▶ **AIM**:
Output the material below unchanged, apart from leaving out the pictures.

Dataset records
※
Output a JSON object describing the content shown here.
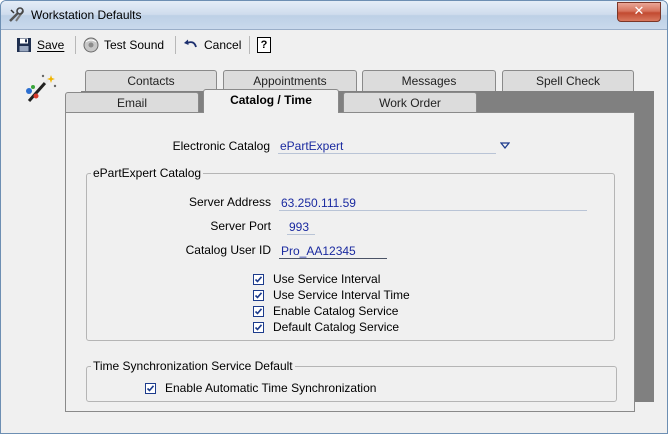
{
  "window": {
    "title": "Workstation Defaults",
    "close_glyph": "✕"
  },
  "toolbar": {
    "save_label": "Save",
    "test_sound_label": "Test Sound",
    "cancel_label": "Cancel",
    "help_glyph": "?"
  },
  "tabs": {
    "back_row": [
      "Contacts",
      "Appointments",
      "Messages",
      "Spell Check"
    ],
    "front_row": [
      "Email",
      "Catalog / Time",
      "Work Order"
    ],
    "active": "Catalog / Time"
  },
  "catalog": {
    "electronic_catalog_label": "Electronic Catalog",
    "electronic_catalog_value": "ePartExpert",
    "group_title": "ePartExpert Catalog",
    "server_address_label": "Server Address",
    "server_address_value": "63.250.111.59",
    "server_port_label": "Server Port",
    "server_port_value": "993",
    "user_id_label": "Catalog User ID",
    "user_id_value": "Pro_AA12345",
    "options": [
      {
        "label": "Use Service Interval",
        "checked": true
      },
      {
        "label": "Use Service Interval Time",
        "checked": true
      },
      {
        "label": "Enable Catalog Service",
        "checked": true
      },
      {
        "label": "Default Catalog Service",
        "checked": true
      }
    ]
  },
  "time_sync": {
    "group_title": "Time Synchronization Service Default",
    "option_label": "Enable Automatic Time Synchronization",
    "checked": true
  },
  "colors": {
    "value_text": "#1a2aa0",
    "checkbox_border": "#1c3b8c",
    "close_button": "#c24a31"
  }
}
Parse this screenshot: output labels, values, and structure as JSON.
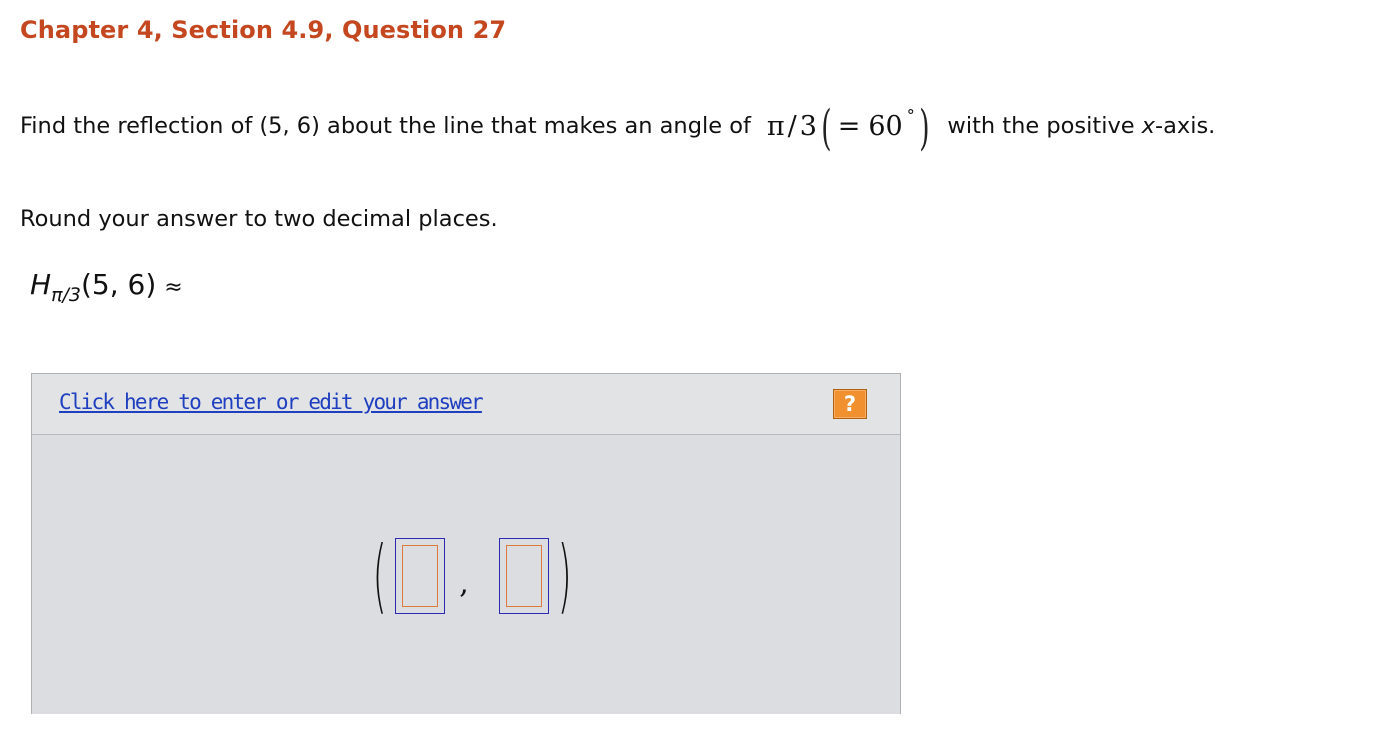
※
▶ **PROBLEM SOLUTION**:
Output a JSON object describing the content shown here.
{
  "window": {
    "title": "Workstation Defaults",
    "close_glyph": "✕"
  },
  "toolbar": {
    "save_label": "Save",
    "test_sound_label": "Test Sound",
    "cancel_label": "Cancel",
    "help_glyph": "?"
  },
  "tabs": {
    "back_row": [
      "Contacts",
      "Appointments",
      "Messages",
      "Spell Check"
    ],
    "front_row": [
      "Email",
      "Catalog / Time",
      "Work Order"
    ],
    "active": "Catalog / Time"
  },
  "catalog": {
    "electronic_catalog_label": "Electronic Catalog",
    "electronic_catalog_value": "ePartExpert",
    "group_title": "ePartExpert Catalog",
    "server_address_label": "Server Address",
    "server_address_value": "63.250.111.59",
    "server_port_label": "Server Port",
    "server_port_value": "993",
    "user_id_label": "Catalog User ID",
    "user_id_value": "Pro_AA12345",
    "options": [
      {
        "label": "Use Service Interval",
        "checked": true
      },
      {
        "label": "Use Service Interval Time",
        "checked": true
      },
      {
        "label": "Enable Catalog Service",
        "checked": true
      },
      {
        "label": "Default Catalog Service",
        "checked": true
      }
    ]
  },
  "time_sync": {
    "group_title": "Time Synchronization Service Default",
    "option_label": "Enable Automatic Time Synchronization",
    "checked": true
  },
  "colors": {
    "value_text": "#1a2aa0",
    "checkbox_border": "#1c3b8c",
    "close_button": "#c24a31"
  }
}
Parse this screenshot: output labels, values, and structure as JSON.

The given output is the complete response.